(Stored data entries)
════════

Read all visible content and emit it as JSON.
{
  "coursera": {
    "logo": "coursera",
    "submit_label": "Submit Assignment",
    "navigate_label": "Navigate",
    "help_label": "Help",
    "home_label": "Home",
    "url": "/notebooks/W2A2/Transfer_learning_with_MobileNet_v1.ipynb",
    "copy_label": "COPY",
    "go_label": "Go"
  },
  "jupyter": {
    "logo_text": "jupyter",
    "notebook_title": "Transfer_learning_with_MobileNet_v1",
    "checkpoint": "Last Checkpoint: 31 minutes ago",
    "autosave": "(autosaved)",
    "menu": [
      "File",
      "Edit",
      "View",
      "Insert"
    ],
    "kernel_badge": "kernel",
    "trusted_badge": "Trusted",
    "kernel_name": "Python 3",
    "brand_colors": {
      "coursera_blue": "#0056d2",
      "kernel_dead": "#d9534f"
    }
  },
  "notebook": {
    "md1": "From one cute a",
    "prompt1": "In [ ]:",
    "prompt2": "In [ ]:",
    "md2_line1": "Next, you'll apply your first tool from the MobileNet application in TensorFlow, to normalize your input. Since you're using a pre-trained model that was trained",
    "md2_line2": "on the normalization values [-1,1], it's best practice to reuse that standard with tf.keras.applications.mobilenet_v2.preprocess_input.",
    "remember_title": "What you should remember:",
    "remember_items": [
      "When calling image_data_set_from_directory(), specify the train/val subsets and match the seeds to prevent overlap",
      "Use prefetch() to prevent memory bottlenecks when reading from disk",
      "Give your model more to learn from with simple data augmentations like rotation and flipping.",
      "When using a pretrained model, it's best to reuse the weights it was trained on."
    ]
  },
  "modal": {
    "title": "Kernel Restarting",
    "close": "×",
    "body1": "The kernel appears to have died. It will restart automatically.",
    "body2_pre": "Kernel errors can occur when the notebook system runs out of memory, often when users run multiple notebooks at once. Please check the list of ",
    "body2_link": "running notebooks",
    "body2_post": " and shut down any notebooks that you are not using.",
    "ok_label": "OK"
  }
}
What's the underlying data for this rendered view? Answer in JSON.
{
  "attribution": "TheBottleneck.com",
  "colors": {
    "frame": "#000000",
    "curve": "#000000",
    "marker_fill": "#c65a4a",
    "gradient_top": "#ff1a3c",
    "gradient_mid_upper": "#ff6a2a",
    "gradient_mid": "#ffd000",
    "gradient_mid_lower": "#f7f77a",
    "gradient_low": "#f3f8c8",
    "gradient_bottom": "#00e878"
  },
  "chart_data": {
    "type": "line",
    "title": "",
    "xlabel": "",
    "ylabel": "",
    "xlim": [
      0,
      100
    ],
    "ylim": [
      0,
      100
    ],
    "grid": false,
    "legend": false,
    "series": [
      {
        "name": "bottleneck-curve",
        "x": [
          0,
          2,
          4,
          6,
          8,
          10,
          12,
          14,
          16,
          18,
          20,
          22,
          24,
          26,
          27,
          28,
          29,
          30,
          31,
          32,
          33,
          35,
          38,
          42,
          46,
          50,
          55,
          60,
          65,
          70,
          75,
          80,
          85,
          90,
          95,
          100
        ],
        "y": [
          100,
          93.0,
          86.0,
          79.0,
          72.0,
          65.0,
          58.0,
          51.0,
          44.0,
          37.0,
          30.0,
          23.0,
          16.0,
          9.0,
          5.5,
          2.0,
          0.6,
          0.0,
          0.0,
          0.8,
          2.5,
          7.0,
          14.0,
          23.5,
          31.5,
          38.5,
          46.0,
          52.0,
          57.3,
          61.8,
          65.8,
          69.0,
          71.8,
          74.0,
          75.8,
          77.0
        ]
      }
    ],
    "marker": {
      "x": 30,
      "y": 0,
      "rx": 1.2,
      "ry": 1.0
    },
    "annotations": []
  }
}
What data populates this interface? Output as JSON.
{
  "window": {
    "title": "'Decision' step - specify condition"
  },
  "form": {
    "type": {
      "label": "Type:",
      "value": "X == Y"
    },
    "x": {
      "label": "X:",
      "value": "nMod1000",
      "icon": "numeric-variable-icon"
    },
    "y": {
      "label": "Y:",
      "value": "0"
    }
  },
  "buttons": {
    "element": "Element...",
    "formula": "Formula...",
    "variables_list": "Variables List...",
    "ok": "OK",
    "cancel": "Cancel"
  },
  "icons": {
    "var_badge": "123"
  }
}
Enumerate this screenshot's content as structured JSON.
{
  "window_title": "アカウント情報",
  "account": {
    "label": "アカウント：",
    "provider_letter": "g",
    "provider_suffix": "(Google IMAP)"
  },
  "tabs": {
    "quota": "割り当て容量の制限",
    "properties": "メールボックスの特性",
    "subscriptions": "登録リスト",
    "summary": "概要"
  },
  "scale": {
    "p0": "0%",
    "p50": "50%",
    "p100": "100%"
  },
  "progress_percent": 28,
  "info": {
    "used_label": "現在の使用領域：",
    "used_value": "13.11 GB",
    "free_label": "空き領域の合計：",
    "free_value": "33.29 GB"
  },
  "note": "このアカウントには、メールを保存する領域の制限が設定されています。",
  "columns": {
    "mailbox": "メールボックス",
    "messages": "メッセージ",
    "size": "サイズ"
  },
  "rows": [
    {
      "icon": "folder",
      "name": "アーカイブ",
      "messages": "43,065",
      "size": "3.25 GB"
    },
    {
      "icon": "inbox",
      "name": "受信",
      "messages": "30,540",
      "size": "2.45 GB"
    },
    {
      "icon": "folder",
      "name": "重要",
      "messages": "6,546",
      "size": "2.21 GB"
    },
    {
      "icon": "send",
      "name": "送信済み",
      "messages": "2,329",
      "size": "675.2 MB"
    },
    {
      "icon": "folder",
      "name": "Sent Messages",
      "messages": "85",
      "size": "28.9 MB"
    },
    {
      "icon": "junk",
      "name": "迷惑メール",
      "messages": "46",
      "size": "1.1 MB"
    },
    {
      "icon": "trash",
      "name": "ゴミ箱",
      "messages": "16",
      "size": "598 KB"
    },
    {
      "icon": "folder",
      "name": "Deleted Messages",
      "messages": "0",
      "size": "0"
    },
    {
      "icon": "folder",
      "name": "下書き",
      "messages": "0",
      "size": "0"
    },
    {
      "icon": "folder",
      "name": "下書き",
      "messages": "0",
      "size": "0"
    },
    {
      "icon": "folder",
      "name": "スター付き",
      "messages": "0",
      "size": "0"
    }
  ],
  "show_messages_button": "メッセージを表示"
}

════════

● TASK DESCRIPTION
Set down all of the entries exactly, please.

● WRITTEN REPLY
Read all visible content and emit it as JSON.
{
  "coursera": {
    "logo": "coursera",
    "submit_label": "Submit Assignment",
    "navigate_label": "Navigate",
    "help_label": "Help",
    "home_label": "Home",
    "url": "/notebooks/W2A2/Transfer_learning_with_MobileNet_v1.ipynb",
    "copy_label": "COPY",
    "go_label": "Go"
  },
  "jupyter": {
    "logo_text": "jupyter",
    "notebook_title": "Transfer_learning_with_MobileNet_v1",
    "checkpoint": "Last Checkpoint: 31 minutes ago",
    "autosave": "(autosaved)",
    "menu": [
      "File",
      "Edit",
      "View",
      "Insert"
    ],
    "kernel_badge": "kernel",
    "trusted_badge": "Trusted",
    "kernel_name": "Python 3",
    "brand_colors": {
      "coursera_blue": "#0056d2",
      "kernel_dead": "#d9534f"
    }
  },
  "notebook": {
    "md1": "From one cute a",
    "prompt1": "In [ ]:",
    "prompt2": "In [ ]:",
    "md2_line1": "Next, you'll apply your first tool from the MobileNet application in TensorFlow, to normalize your input. Since you're using a pre-trained model that was trained",
    "md2_line2": "on the normalization values [-1,1], it's best practice to reuse that standard with tf.keras.applications.mobilenet_v2.preprocess_input.",
    "remember_title": "What you should remember:",
    "remember_items": [
      "When calling image_data_set_from_directory(), specify the train/val subsets and match the seeds to prevent overlap",
      "Use prefetch() to prevent memory bottlenecks when reading from disk",
      "Give your model more to learn from with simple data augmentations like rotation and flipping.",
      "When using a pretrained model, it's best to reuse the weights it was trained on."
    ]
  },
  "modal": {
    "title": "Kernel Restarting",
    "close": "×",
    "body1": "The kernel appears to have died. It will restart automatically.",
    "body2_pre": "Kernel errors can occur when the notebook system runs out of memory, often when users run multiple notebooks at once. Please check the list of ",
    "body2_link": "running notebooks",
    "body2_post": " and shut down any notebooks that you are not using.",
    "ok_label": "OK"
  }
}
What's the underlying data for this rendered view? Answer in JSON.
{
  "attribution": "TheBottleneck.com",
  "colors": {
    "frame": "#000000",
    "curve": "#000000",
    "marker_fill": "#c65a4a",
    "gradient_top": "#ff1a3c",
    "gradient_mid_upper": "#ff6a2a",
    "gradient_mid": "#ffd000",
    "gradient_mid_lower": "#f7f77a",
    "gradient_low": "#f3f8c8",
    "gradient_bottom": "#00e878"
  },
  "chart_data": {
    "type": "line",
    "title": "",
    "xlabel": "",
    "ylabel": "",
    "xlim": [
      0,
      100
    ],
    "ylim": [
      0,
      100
    ],
    "grid": false,
    "legend": false,
    "series": [
      {
        "name": "bottleneck-curve",
        "x": [
          0,
          2,
          4,
          6,
          8,
          10,
          12,
          14,
          16,
          18,
          20,
          22,
          24,
          26,
          27,
          28,
          29,
          30,
          31,
          32,
          33,
          35,
          38,
          42,
          46,
          50,
          55,
          60,
          65,
          70,
          75,
          80,
          85,
          90,
          95,
          100
        ],
        "y": [
          100,
          93.0,
          86.0,
          79.0,
          72.0,
          65.0,
          58.0,
          51.0,
          44.0,
          37.0,
          30.0,
          23.0,
          16.0,
          9.0,
          5.5,
          2.0,
          0.6,
          0.0,
          0.0,
          0.8,
          2.5,
          7.0,
          14.0,
          23.5,
          31.5,
          38.5,
          46.0,
          52.0,
          57.3,
          61.8,
          65.8,
          69.0,
          71.8,
          74.0,
          75.8,
          77.0
        ]
      }
    ],
    "marker": {
      "x": 30,
      "y": 0,
      "rx": 1.2,
      "ry": 1.0
    },
    "annotations": []
  }
}
What data populates this interface? Output as JSON.
{
  "window": {
    "title": "'Decision' step - specify condition"
  },
  "form": {
    "type": {
      "label": "Type:",
      "value": "X == Y"
    },
    "x": {
      "label": "X:",
      "value": "nMod1000",
      "icon": "numeric-variable-icon"
    },
    "y": {
      "label": "Y:",
      "value": "0"
    }
  },
  "buttons": {
    "element": "Element...",
    "formula": "Formula...",
    "variables_list": "Variables List...",
    "ok": "OK",
    "cancel": "Cancel"
  },
  "icons": {
    "var_badge": "123"
  }
}
Enumerate this screenshot's content as structured JSON.
{
  "window_title": "アカウント情報",
  "account": {
    "label": "アカウント：",
    "provider_letter": "g",
    "provider_suffix": "(Google IMAP)"
  },
  "tabs": {
    "quota": "割り当て容量の制限",
    "properties": "メールボックスの特性",
    "subscriptions": "登録リスト",
    "summary": "概要"
  },
  "scale": {
    "p0": "0%",
    "p50": "50%",
    "p100": "100%"
  },
  "progress_percent": 28,
  "info": {
    "used_label": "現在の使用領域：",
    "used_value": "13.11 GB",
    "free_label": "空き領域の合計：",
    "free_value": "33.29 GB"
  },
  "note": "このアカウントには、メールを保存する領域の制限が設定されています。",
  "columns": {
    "mailbox": "メールボックス",
    "messages": "メッセージ",
    "size": "サイズ"
  },
  "rows": [
    {
      "icon": "folder",
      "name": "アーカイブ",
      "messages": "43,065",
      "size": "3.25 GB"
    },
    {
      "icon": "inbox",
      "name": "受信",
      "messages": "30,540",
      "size": "2.45 GB"
    },
    {
      "icon": "folder",
      "name": "重要",
      "messages": "6,546",
      "size": "2.21 GB"
    },
    {
      "icon": "send",
      "name": "送信済み",
      "messages": "2,329",
      "size": "675.2 MB"
    },
    {
      "icon": "folder",
      "name": "Sent Messages",
      "messages": "85",
      "size": "28.9 MB"
    },
    {
      "icon": "junk",
      "name": "迷惑メール",
      "messages": "46",
      "size": "1.1 MB"
    },
    {
      "icon": "trash",
      "name": "ゴミ箱",
      "messages": "16",
      "size": "598 KB"
    },
    {
      "icon": "folder",
      "name": "Deleted Messages",
      "messages": "0",
      "size": "0"
    },
    {
      "icon": "folder",
      "name": "下書き",
      "messages": "0",
      "size": "0"
    },
    {
      "icon": "folder",
      "name": "下書き",
      "messages": "0",
      "size": "0"
    },
    {
      "icon": "folder",
      "name": "スター付き",
      "messages": "0",
      "size": "0"
    }
  ],
  "show_messages_button": "メッセージを表示"
}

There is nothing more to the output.